* WORK TO COMPLETE *
Filter the listing below, copying every line in which the word "Verwallgruppe" appears.

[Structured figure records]
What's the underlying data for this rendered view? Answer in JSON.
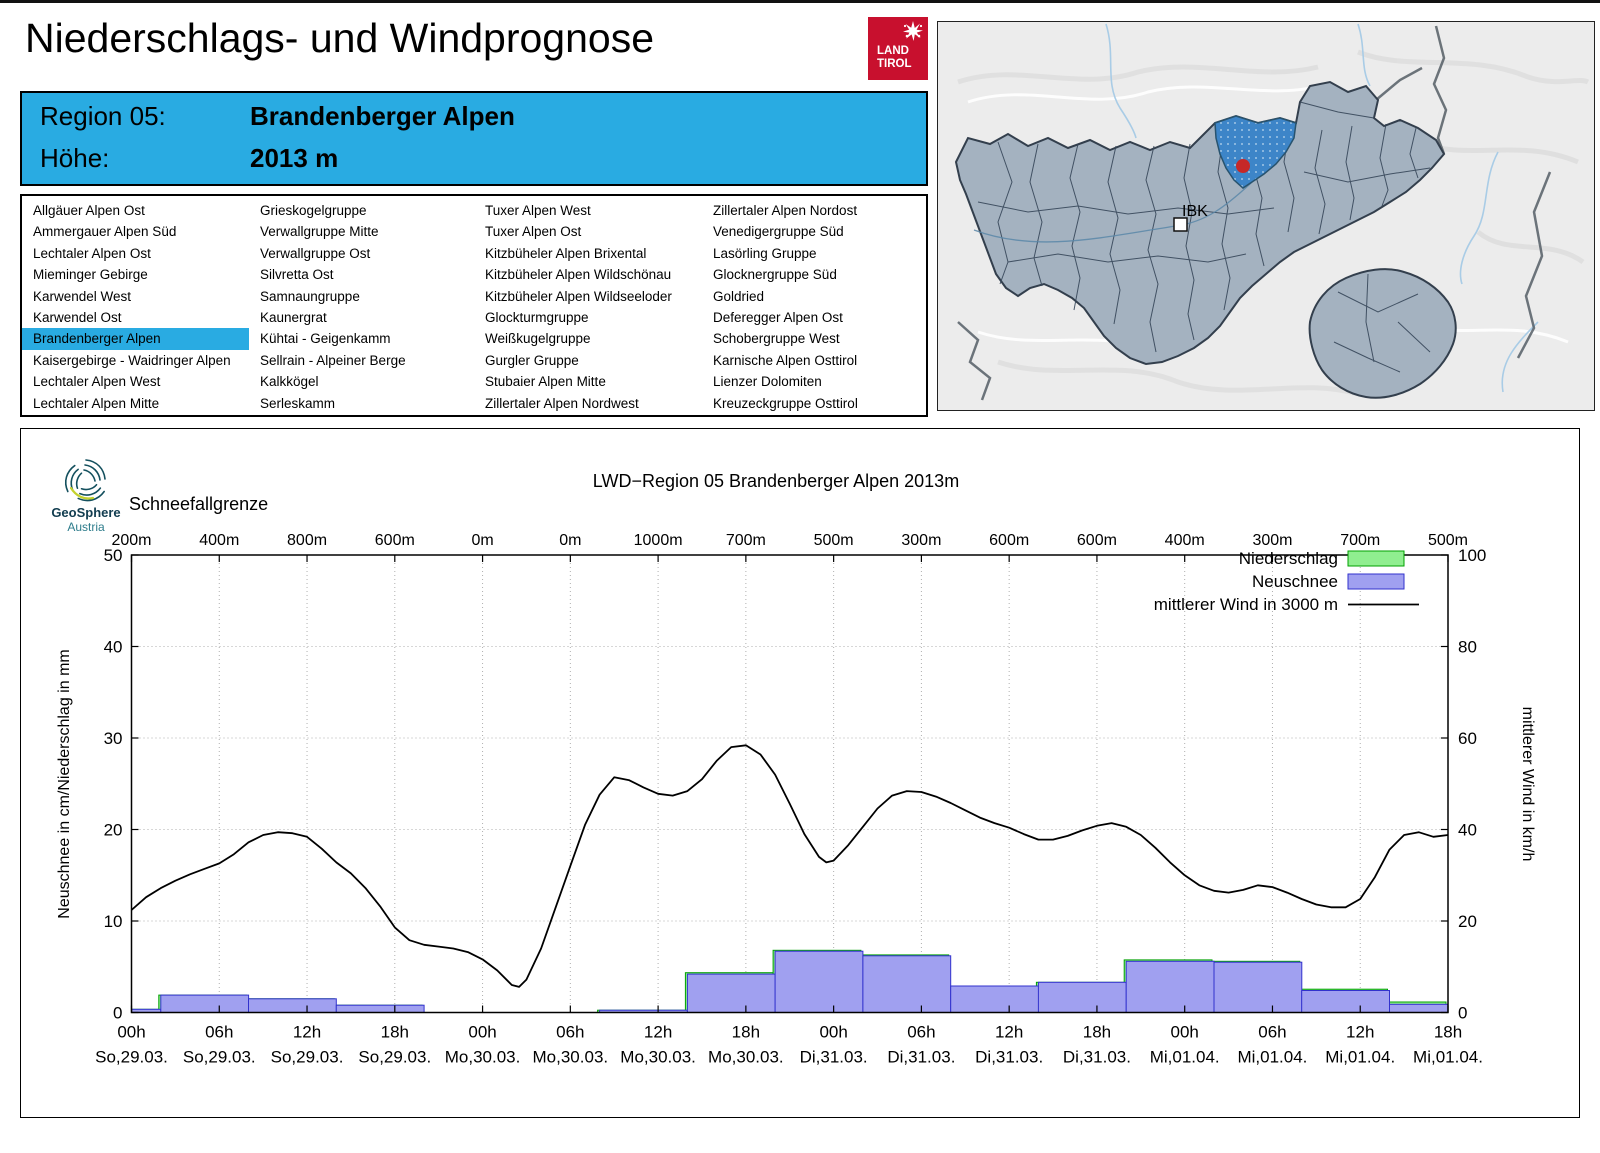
{
  "page": {
    "title": "Niederschlags- und Windprognose"
  },
  "land_tirol_logo": {
    "line1": "LAND",
    "line2": "TIROL"
  },
  "header": {
    "region_label": "Region 05:",
    "region_value": "Brandenberger Alpen",
    "altitude_label": "Höhe:",
    "altitude_value": "2013 m",
    "accent_color": "#29ABE2"
  },
  "region_list": {
    "selected": {
      "col": 0,
      "row": 6
    },
    "columns": [
      [
        "Allgäuer Alpen Ost",
        "Ammergauer Alpen Süd",
        "Lechtaler Alpen Ost",
        "Mieminger Gebirge",
        "Karwendel West",
        "Karwendel Ost",
        "Brandenberger Alpen",
        "Kaisergebirge - Waidringer Alpen",
        "Lechtaler Alpen West",
        "Lechtaler Alpen Mitte"
      ],
      [
        "Grieskogelgruppe",
        "Verwallgruppe Mitte",
        "Verwallgruppe Ost",
        "Silvretta Ost",
        "Samnaungruppe",
        "Kaunergrat",
        "Kühtai - Geigenkamm",
        "Sellrain - Alpeiner Berge",
        "Kalkkögel",
        "Serleskamm"
      ],
      [
        "Tuxer Alpen West",
        "Tuxer Alpen Ost",
        "Kitzbüheler Alpen Brixental",
        "Kitzbüheler Alpen Wildschönau",
        "Kitzbüheler Alpen Wildseeloder",
        "Glockturmgruppe",
        "Weißkugelgruppe",
        "Gurgler Gruppe",
        "Stubaier Alpen Mitte",
        "Zillertaler Alpen Nordwest"
      ],
      [
        "Zillertaler Alpen Nordost",
        "Venedigergruppe Süd",
        "Lasörling Gruppe",
        "Glocknergruppe Süd",
        "Goldried",
        "Deferegger Alpen Ost",
        "Schobergruppe West",
        "Karnische Alpen Osttirol",
        "Lienzer Dolomiten",
        "Kreuzeckgruppe Osttirol"
      ]
    ]
  },
  "map": {
    "ibk_label": "IBK",
    "region_fill": "#A4B2C0",
    "region_border": "#37475A",
    "highlight_color": "#3D85C8",
    "marker_color": "#C62828"
  },
  "geosphere_logo": {
    "line1": "GeoSphere",
    "line2": "Austria"
  },
  "chart_data": {
    "type": "mixed-bar-line",
    "title": "LWD−Region 05 Brandenberger Alpen 2013m",
    "top_axis": {
      "label": "Schneefallgrenze",
      "values": [
        "200m",
        "400m",
        "800m",
        "600m",
        "0m",
        "0m",
        "1000m",
        "700m",
        "500m",
        "300m",
        "600m",
        "600m",
        "400m",
        "300m",
        "700m",
        "500m"
      ]
    },
    "x_axis": {
      "tick_hours": [
        0,
        6,
        12,
        18,
        24,
        30,
        36,
        42,
        48,
        54,
        60,
        66,
        72,
        78,
        84,
        90
      ],
      "time_labels": [
        "00h",
        "06h",
        "12h",
        "18h",
        "00h",
        "06h",
        "12h",
        "18h",
        "00h",
        "06h",
        "12h",
        "18h",
        "00h",
        "06h",
        "12h",
        "18h"
      ],
      "date_labels": [
        "So,29.03.",
        "So,29.03.",
        "So,29.03.",
        "So,29.03.",
        "Mo,30.03.",
        "Mo,30.03.",
        "Mo,30.03.",
        "Mo,30.03.",
        "Di,31.03.",
        "Di,31.03.",
        "Di,31.03.",
        "Di,31.03.",
        "Mi,01.04.",
        "Mi,01.04.",
        "Mi,01.04.",
        "Mi,01.04."
      ]
    },
    "y_left": {
      "label": "Neuschnee in cm/Niederschlag in mm",
      "ticks": [
        0,
        10,
        20,
        30,
        40,
        50
      ],
      "range": [
        0,
        50
      ]
    },
    "y_right": {
      "label": "mittlerer Wind in km/h",
      "ticks": [
        0,
        20,
        40,
        60,
        80,
        100
      ],
      "range": [
        0,
        100
      ]
    },
    "legend": [
      {
        "label": "Niederschlag",
        "type": "box",
        "fill": "#90EE90",
        "stroke": "#00A000"
      },
      {
        "label": "Neuschnee",
        "type": "box",
        "fill": "#A0A0F0",
        "stroke": "#3232CD"
      },
      {
        "label": "mittlerer Wind in 3000 m",
        "type": "line",
        "stroke": "#000000"
      }
    ],
    "niederschlag_bars": [
      [
        0,
        2,
        0.35
      ],
      [
        2,
        8,
        1.9
      ],
      [
        8,
        14,
        1.5
      ],
      [
        14,
        20,
        0.8
      ],
      [
        32,
        38,
        0.25
      ],
      [
        38,
        44,
        4.35
      ],
      [
        44,
        50,
        6.8
      ],
      [
        50,
        56,
        6.3
      ],
      [
        56,
        62,
        2.9
      ],
      [
        62,
        68,
        3.3
      ],
      [
        68,
        74,
        5.75
      ],
      [
        74,
        80,
        5.6
      ],
      [
        80,
        86,
        2.55
      ],
      [
        86,
        90,
        1.15
      ]
    ],
    "neuschnee_bars": [
      [
        0,
        2,
        0.35
      ],
      [
        2,
        8,
        1.9
      ],
      [
        8,
        14,
        1.5
      ],
      [
        14,
        20,
        0.8
      ],
      [
        32,
        38,
        0.25
      ],
      [
        38,
        44,
        4.2
      ],
      [
        44,
        50,
        6.7
      ],
      [
        50,
        56,
        6.2
      ],
      [
        56,
        62,
        2.9
      ],
      [
        62,
        68,
        3.3
      ],
      [
        68,
        74,
        5.6
      ],
      [
        74,
        80,
        5.5
      ],
      [
        80,
        86,
        2.4
      ],
      [
        86,
        90,
        0.9
      ]
    ],
    "wind_line_kmh": [
      [
        0,
        22.4
      ],
      [
        1,
        25.2
      ],
      [
        2,
        27.2
      ],
      [
        3,
        28.8
      ],
      [
        4,
        30.2
      ],
      [
        5,
        31.4
      ],
      [
        6,
        32.6
      ],
      [
        7,
        34.6
      ],
      [
        8,
        37.2
      ],
      [
        9,
        38.8
      ],
      [
        10,
        39.4
      ],
      [
        11,
        39.2
      ],
      [
        12,
        38.4
      ],
      [
        13,
        35.8
      ],
      [
        14,
        32.8
      ],
      [
        15,
        30.4
      ],
      [
        16,
        27.2
      ],
      [
        17,
        23.2
      ],
      [
        18,
        18.6
      ],
      [
        19,
        15.8
      ],
      [
        20,
        14.8
      ],
      [
        21,
        14.4
      ],
      [
        22,
        14.0
      ],
      [
        23,
        13.2
      ],
      [
        24,
        11.6
      ],
      [
        25,
        9.2
      ],
      [
        26,
        6.0
      ],
      [
        26.5,
        5.6
      ],
      [
        27,
        7.2
      ],
      [
        28,
        14.0
      ],
      [
        29,
        23.0
      ],
      [
        30,
        32.0
      ],
      [
        31,
        41.0
      ],
      [
        32,
        47.6
      ],
      [
        33,
        51.4
      ],
      [
        34,
        50.8
      ],
      [
        35,
        49.2
      ],
      [
        36,
        47.8
      ],
      [
        37,
        47.4
      ],
      [
        38,
        48.4
      ],
      [
        39,
        51.0
      ],
      [
        40,
        55.0
      ],
      [
        41,
        58.0
      ],
      [
        42,
        58.4
      ],
      [
        43,
        56.4
      ],
      [
        44,
        52.0
      ],
      [
        45,
        45.6
      ],
      [
        46,
        39.0
      ],
      [
        47,
        34.0
      ],
      [
        47.5,
        32.8
      ],
      [
        48,
        33.2
      ],
      [
        49,
        36.6
      ],
      [
        50,
        40.6
      ],
      [
        51,
        44.6
      ],
      [
        52,
        47.4
      ],
      [
        53,
        48.4
      ],
      [
        54,
        48.2
      ],
      [
        55,
        47.2
      ],
      [
        56,
        45.8
      ],
      [
        57,
        44.2
      ],
      [
        58,
        42.6
      ],
      [
        59,
        41.4
      ],
      [
        60,
        40.4
      ],
      [
        61,
        39.0
      ],
      [
        62,
        37.8
      ],
      [
        63,
        37.8
      ],
      [
        64,
        38.6
      ],
      [
        65,
        39.8
      ],
      [
        66,
        40.8
      ],
      [
        67,
        41.4
      ],
      [
        68,
        40.6
      ],
      [
        69,
        38.8
      ],
      [
        70,
        36.0
      ],
      [
        71,
        32.8
      ],
      [
        72,
        30.0
      ],
      [
        73,
        27.8
      ],
      [
        74,
        26.6
      ],
      [
        75,
        26.2
      ],
      [
        76,
        26.8
      ],
      [
        77,
        27.8
      ],
      [
        78,
        27.4
      ],
      [
        79,
        26.2
      ],
      [
        80,
        24.8
      ],
      [
        81,
        23.6
      ],
      [
        82,
        23.0
      ],
      [
        83,
        23.0
      ],
      [
        84,
        24.8
      ],
      [
        85,
        29.6
      ],
      [
        86,
        35.6
      ],
      [
        87,
        38.8
      ],
      [
        88,
        39.4
      ],
      [
        89,
        38.4
      ],
      [
        90,
        38.8
      ]
    ]
  }
}
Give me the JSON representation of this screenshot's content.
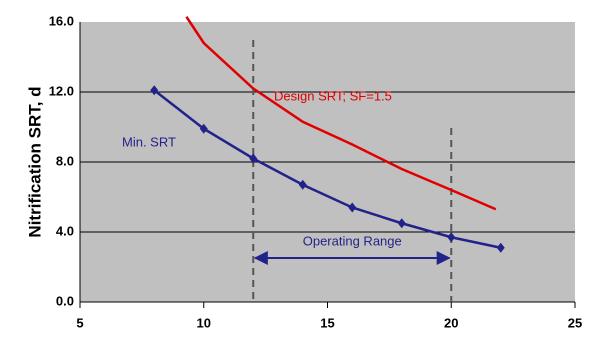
{
  "chart_data": {
    "type": "line",
    "y_label": "Nitrification SRT, d",
    "xlim": [
      5,
      25
    ],
    "xticks": [
      5,
      10,
      15,
      20,
      25
    ],
    "ylim": [
      0,
      16
    ],
    "yticks": [
      {
        "value": 0,
        "label": "0.0"
      },
      {
        "value": 4,
        "label": "4.0"
      },
      {
        "value": 8,
        "label": "8.0"
      },
      {
        "value": 12,
        "label": "12.0"
      },
      {
        "value": 16,
        "label": "16.0"
      }
    ],
    "grid": true,
    "series": [
      {
        "name": "Min. SRT",
        "color": "#22228b",
        "markers": true,
        "x": [
          8,
          10,
          12,
          14,
          16,
          18,
          20,
          22
        ],
        "values": [
          12.1,
          9.9,
          8.2,
          6.7,
          5.4,
          4.5,
          3.7,
          3.1
        ]
      },
      {
        "name": "Design SRT; SF=1.5",
        "color": "#e00000",
        "markers": false,
        "x": [
          9.3,
          10,
          12,
          14,
          16,
          18,
          20,
          21.8
        ],
        "values": [
          16.3,
          14.8,
          12.2,
          10.3,
          9.0,
          7.6,
          6.4,
          5.3
        ]
      }
    ],
    "vlines": [
      12,
      20
    ],
    "range_label": "Operating Range"
  }
}
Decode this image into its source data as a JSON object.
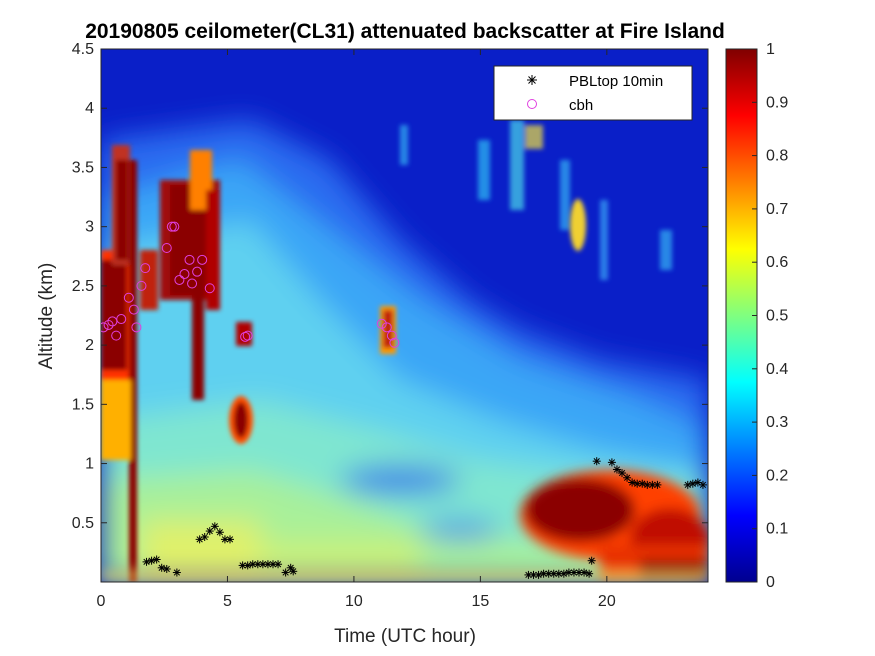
{
  "chart_data": {
    "type": "heatmap",
    "title": "20190805 ceilometer(CL31) attenuated backscatter at Fire Island",
    "xlabel": "Time (UTC hour)",
    "ylabel": "Altitude (km)",
    "xlim": [
      0,
      24
    ],
    "ylim": [
      0,
      4.5
    ],
    "x_ticks": [
      "0",
      "5",
      "10",
      "15",
      "20"
    ],
    "y_ticks": [
      "0.5",
      "1",
      "1.5",
      "2",
      "2.5",
      "3",
      "3.5",
      "4",
      "4.5"
    ],
    "colorbar": {
      "colormap": "jet",
      "range": [
        0,
        1
      ],
      "ticks": [
        "0",
        "0.1",
        "0.2",
        "0.3",
        "0.4",
        "0.5",
        "0.6",
        "0.7",
        "0.8",
        "0.9",
        "1"
      ]
    },
    "legend": {
      "placement": "top-right",
      "entries": [
        {
          "label": "PBLtop 10min",
          "marker": "asterisk",
          "color": "#000000"
        },
        {
          "label": "cbh",
          "marker": "circle",
          "color": "#e040e0"
        }
      ]
    },
    "series": [
      {
        "name": "PBLtop 10min",
        "marker": "asterisk",
        "color": "#000000",
        "points": [
          [
            1.8,
            0.17
          ],
          [
            2.0,
            0.18
          ],
          [
            2.2,
            0.19
          ],
          [
            2.4,
            0.12
          ],
          [
            2.6,
            0.11
          ],
          [
            3.0,
            0.08
          ],
          [
            3.9,
            0.36
          ],
          [
            4.1,
            0.38
          ],
          [
            4.3,
            0.43
          ],
          [
            4.5,
            0.47
          ],
          [
            4.7,
            0.42
          ],
          [
            4.9,
            0.36
          ],
          [
            5.1,
            0.36
          ],
          [
            5.6,
            0.14
          ],
          [
            5.8,
            0.14
          ],
          [
            6.0,
            0.15
          ],
          [
            6.2,
            0.15
          ],
          [
            6.4,
            0.15
          ],
          [
            6.6,
            0.15
          ],
          [
            6.8,
            0.15
          ],
          [
            7.0,
            0.15
          ],
          [
            7.3,
            0.08
          ],
          [
            7.5,
            0.12
          ],
          [
            7.6,
            0.09
          ],
          [
            16.9,
            0.06
          ],
          [
            17.1,
            0.06
          ],
          [
            17.3,
            0.06
          ],
          [
            17.5,
            0.07
          ],
          [
            17.7,
            0.07
          ],
          [
            17.9,
            0.07
          ],
          [
            18.1,
            0.07
          ],
          [
            18.3,
            0.07
          ],
          [
            18.5,
            0.08
          ],
          [
            18.7,
            0.08
          ],
          [
            18.9,
            0.08
          ],
          [
            19.1,
            0.08
          ],
          [
            19.3,
            0.07
          ],
          [
            19.4,
            0.18
          ],
          [
            19.6,
            1.02
          ],
          [
            20.2,
            1.01
          ],
          [
            20.4,
            0.95
          ],
          [
            20.6,
            0.92
          ],
          [
            20.8,
            0.88
          ],
          [
            21.0,
            0.84
          ],
          [
            21.2,
            0.83
          ],
          [
            21.4,
            0.83
          ],
          [
            21.6,
            0.82
          ],
          [
            21.8,
            0.82
          ],
          [
            22.0,
            0.82
          ],
          [
            23.2,
            0.82
          ],
          [
            23.4,
            0.83
          ],
          [
            23.6,
            0.84
          ],
          [
            23.8,
            0.82
          ]
        ]
      },
      {
        "name": "cbh",
        "marker": "circle",
        "color": "#e040e0",
        "points": [
          [
            0.1,
            2.15
          ],
          [
            0.3,
            2.17
          ],
          [
            0.45,
            2.2
          ],
          [
            0.6,
            2.08
          ],
          [
            0.8,
            2.22
          ],
          [
            1.1,
            2.4
          ],
          [
            1.3,
            2.3
          ],
          [
            1.4,
            2.15
          ],
          [
            1.6,
            2.5
          ],
          [
            1.75,
            2.65
          ],
          [
            2.6,
            2.82
          ],
          [
            2.8,
            3.0
          ],
          [
            2.9,
            3.0
          ],
          [
            3.1,
            2.55
          ],
          [
            3.3,
            2.6
          ],
          [
            3.5,
            2.72
          ],
          [
            3.6,
            2.52
          ],
          [
            3.8,
            2.62
          ],
          [
            4.0,
            2.72
          ],
          [
            4.3,
            2.48
          ],
          [
            5.7,
            2.07
          ],
          [
            5.8,
            2.08
          ],
          [
            11.1,
            2.18
          ],
          [
            11.3,
            2.15
          ],
          [
            11.5,
            2.08
          ],
          [
            11.6,
            2.02
          ]
        ]
      }
    ],
    "heatmap_features": [
      {
        "kind": "cloud",
        "x": [
          0.0,
          1.2
        ],
        "y": [
          1.7,
          2.7
        ],
        "value": 1.0
      },
      {
        "kind": "cloud",
        "x": [
          0.3,
          1.0
        ],
        "y": [
          2.7,
          3.7
        ],
        "value": 0.95
      },
      {
        "kind": "cloud",
        "x": [
          1.1,
          1.5
        ],
        "y": [
          0.0,
          2.7
        ],
        "value": 0.9
      },
      {
        "kind": "cloud",
        "x": [
          2.3,
          4.6
        ],
        "y": [
          2.3,
          3.3
        ],
        "value": 1.0
      },
      {
        "kind": "cloud",
        "x": [
          3.8,
          4.3
        ],
        "y": [
          1.5,
          2.6
        ],
        "value": 1.0
      },
      {
        "kind": "cloud",
        "x": [
          5.4,
          5.9
        ],
        "y": [
          1.2,
          1.5
        ],
        "value": 0.95
      },
      {
        "kind": "cloud",
        "x": [
          5.4,
          5.9
        ],
        "y": [
          2.0,
          2.2
        ],
        "value": 0.9
      },
      {
        "kind": "cloud",
        "x": [
          11.0,
          11.7
        ],
        "y": [
          1.9,
          2.3
        ],
        "value": 0.9
      },
      {
        "kind": "cloud",
        "x": [
          18.5,
          19.2
        ],
        "y": [
          2.7,
          3.2
        ],
        "value": 0.7
      },
      {
        "kind": "aerosol_layer",
        "x": [
          17.0,
          24.0
        ],
        "y": [
          0.0,
          1.0
        ],
        "value": 1.0
      }
    ]
  }
}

* COMPLETE RESPONSE *
        "Verwallgruppe Mitte",
        "Verwallgruppe Ost",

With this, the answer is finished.